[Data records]
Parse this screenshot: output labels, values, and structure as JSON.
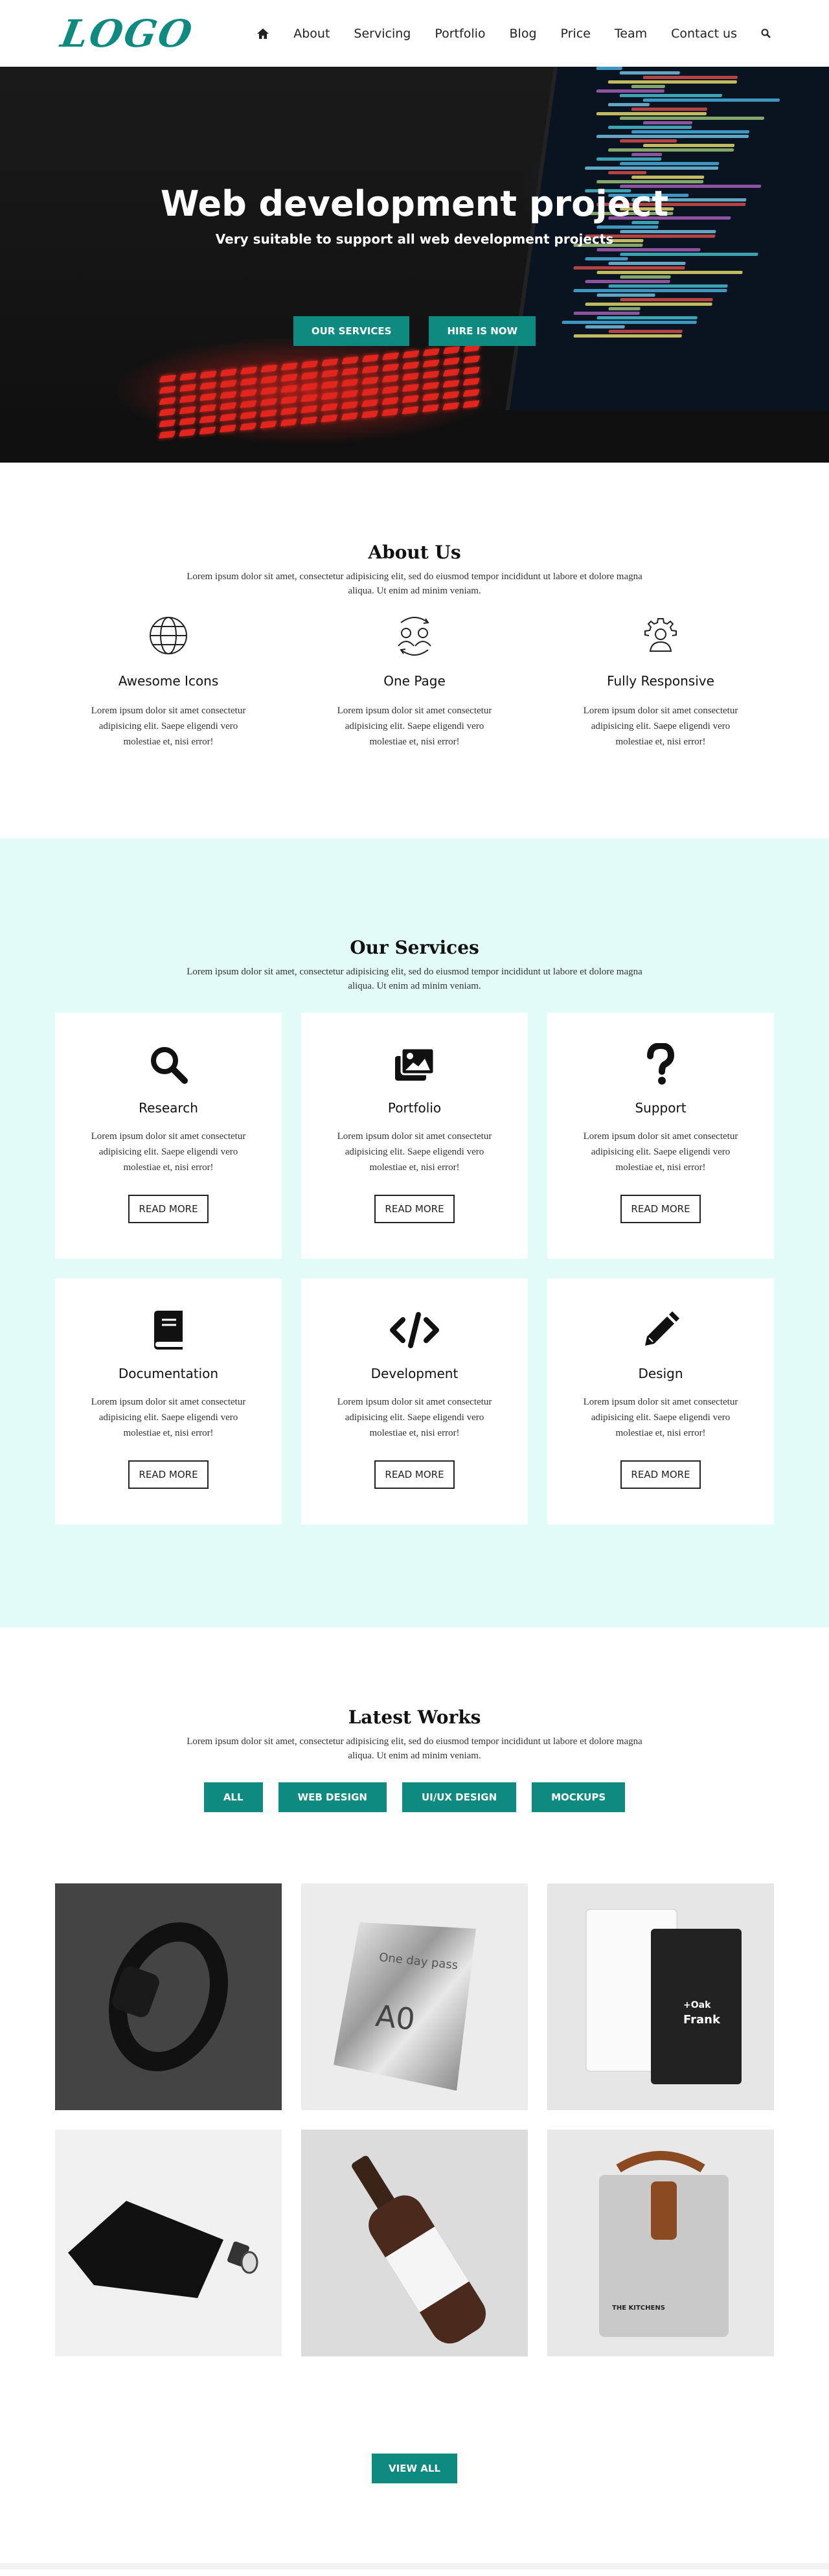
{
  "nav": {
    "logo": "LOGO",
    "items": [
      "About",
      "Servicing",
      "Portfolio",
      "Blog",
      "Price",
      "Team",
      "Contact us"
    ]
  },
  "hero": {
    "title": "Web development project",
    "subtitle": "Very suitable to support all web development projects",
    "btn_services": "OUR SERVICES",
    "btn_hire": "HIRE IS NOW"
  },
  "about": {
    "title": "About Us",
    "desc": "Lorem ipsum dolor sit amet, consectetur adipisicing elit, sed do eiusmod tempor incididunt ut labore et dolore magna aliqua. Ut enim ad minim veniam.",
    "features": [
      {
        "icon": "globe-icon",
        "title": "Awesome Icons",
        "text": "Lorem ipsum dolor sit amet consectetur adipisicing elit. Saepe eligendi vero molestiae et, nisi error!"
      },
      {
        "icon": "users-sync-icon",
        "title": "One Page",
        "text": "Lorem ipsum dolor sit amet consectetur adipisicing elit. Saepe eligendi vero molestiae et, nisi error!"
      },
      {
        "icon": "user-gear-icon",
        "title": "Fully Responsive",
        "text": "Lorem ipsum dolor sit amet consectetur adipisicing elit. Saepe eligendi vero molestiae et, nisi error!"
      }
    ]
  },
  "services": {
    "title": "Our Services",
    "desc": "Lorem ipsum dolor sit amet, consectetur adipisicing elit, sed do eiusmod tempor incididunt ut labore et dolore magna aliqua. Ut enim ad minim veniam.",
    "read_more": "READ MORE",
    "cards": [
      {
        "icon": "search-icon",
        "title": "Research",
        "text": "Lorem ipsum dolor sit amet consectetur adipisicing elit. Saepe eligendi vero molestiae et, nisi error!"
      },
      {
        "icon": "images-icon",
        "title": "Portfolio",
        "text": "Lorem ipsum dolor sit amet consectetur adipisicing elit. Saepe eligendi vero molestiae et, nisi error!"
      },
      {
        "icon": "question-icon",
        "title": "Support",
        "text": "Lorem ipsum dolor sit amet consectetur adipisicing elit. Saepe eligendi vero molestiae et, nisi error!"
      },
      {
        "icon": "book-icon",
        "title": "Documentation",
        "text": "Lorem ipsum dolor sit amet consectetur adipisicing elit. Saepe eligendi vero molestiae et, nisi error!"
      },
      {
        "icon": "code-icon",
        "title": "Development",
        "text": "Lorem ipsum dolor sit amet consectetur adipisicing elit. Saepe eligendi vero molestiae et, nisi error!"
      },
      {
        "icon": "pencil-icon",
        "title": "Design",
        "text": "Lorem ipsum dolor sit amet consectetur adipisicing elit. Saepe eligendi vero molestiae et, nisi error!"
      }
    ]
  },
  "works": {
    "title": "Latest Works",
    "desc": "Lorem ipsum dolor sit amet, consectetur adipisicing elit, sed do eiusmod tempor incididunt ut labore et dolore magna aliqua. Ut enim ad minim veniam.",
    "filters": [
      "ALL",
      "WEB DESIGN",
      "UI/UX DESIGN",
      "MOCKUPS"
    ],
    "items": [
      {
        "name": "watch-mockup-image"
      },
      {
        "name": "foil-pouch-mockup-image",
        "label1": "One day pass",
        "label2": "A0"
      },
      {
        "name": "packaging-bags-mockup-image",
        "label1": "Frank",
        "label2": "+Oak"
      },
      {
        "name": "spout-pouch-mockup-image"
      },
      {
        "name": "wine-bottle-mockup-image"
      },
      {
        "name": "paper-bag-mockup-image",
        "label1": "THE KITCHENS"
      }
    ],
    "view_all": "VIEW ALL"
  },
  "colors": {
    "accent": "#0f8a80",
    "services_bg": "#e2fbf6"
  }
}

### Prompt
Copy every line of the data exactly as written, excluding the pictures.

### Solution to this task
Parse this screenshot: output labels, values, and structure as JSON.
{
  "nav": {
    "logo": "LOGO",
    "items": [
      "About",
      "Servicing",
      "Portfolio",
      "Blog",
      "Price",
      "Team",
      "Contact us"
    ]
  },
  "hero": {
    "title": "Web development project",
    "subtitle": "Very suitable to support all web development projects",
    "btn_services": "OUR SERVICES",
    "btn_hire": "HIRE IS NOW"
  },
  "about": {
    "title": "About Us",
    "desc": "Lorem ipsum dolor sit amet, consectetur adipisicing elit, sed do eiusmod tempor incididunt ut labore et dolore magna aliqua. Ut enim ad minim veniam.",
    "features": [
      {
        "icon": "globe-icon",
        "title": "Awesome Icons",
        "text": "Lorem ipsum dolor sit amet consectetur adipisicing elit. Saepe eligendi vero molestiae et, nisi error!"
      },
      {
        "icon": "users-sync-icon",
        "title": "One Page",
        "text": "Lorem ipsum dolor sit amet consectetur adipisicing elit. Saepe eligendi vero molestiae et, nisi error!"
      },
      {
        "icon": "user-gear-icon",
        "title": "Fully Responsive",
        "text": "Lorem ipsum dolor sit amet consectetur adipisicing elit. Saepe eligendi vero molestiae et, nisi error!"
      }
    ]
  },
  "services": {
    "title": "Our Services",
    "desc": "Lorem ipsum dolor sit amet, consectetur adipisicing elit, sed do eiusmod tempor incididunt ut labore et dolore magna aliqua. Ut enim ad minim veniam.",
    "read_more": "READ MORE",
    "cards": [
      {
        "icon": "search-icon",
        "title": "Research",
        "text": "Lorem ipsum dolor sit amet consectetur adipisicing elit. Saepe eligendi vero molestiae et, nisi error!"
      },
      {
        "icon": "images-icon",
        "title": "Portfolio",
        "text": "Lorem ipsum dolor sit amet consectetur adipisicing elit. Saepe eligendi vero molestiae et, nisi error!"
      },
      {
        "icon": "question-icon",
        "title": "Support",
        "text": "Lorem ipsum dolor sit amet consectetur adipisicing elit. Saepe eligendi vero molestiae et, nisi error!"
      },
      {
        "icon": "book-icon",
        "title": "Documentation",
        "text": "Lorem ipsum dolor sit amet consectetur adipisicing elit. Saepe eligendi vero molestiae et, nisi error!"
      },
      {
        "icon": "code-icon",
        "title": "Development",
        "text": "Lorem ipsum dolor sit amet consectetur adipisicing elit. Saepe eligendi vero molestiae et, nisi error!"
      },
      {
        "icon": "pencil-icon",
        "title": "Design",
        "text": "Lorem ipsum dolor sit amet consectetur adipisicing elit. Saepe eligendi vero molestiae et, nisi error!"
      }
    ]
  },
  "works": {
    "title": "Latest Works",
    "desc": "Lorem ipsum dolor sit amet, consectetur adipisicing elit, sed do eiusmod tempor incididunt ut labore et dolore magna aliqua. Ut enim ad minim veniam.",
    "filters": [
      "ALL",
      "WEB DESIGN",
      "UI/UX DESIGN",
      "MOCKUPS"
    ],
    "items": [
      {
        "name": "watch-mockup-image"
      },
      {
        "name": "foil-pouch-mockup-image",
        "label1": "One day pass",
        "label2": "A0"
      },
      {
        "name": "packaging-bags-mockup-image",
        "label1": "Frank",
        "label2": "+Oak"
      },
      {
        "name": "spout-pouch-mockup-image"
      },
      {
        "name": "wine-bottle-mockup-image"
      },
      {
        "name": "paper-bag-mockup-image",
        "label1": "THE KITCHENS"
      }
    ],
    "view_all": "VIEW ALL"
  },
  "colors": {
    "accent": "#0f8a80",
    "services_bg": "#e2fbf6"
  }
}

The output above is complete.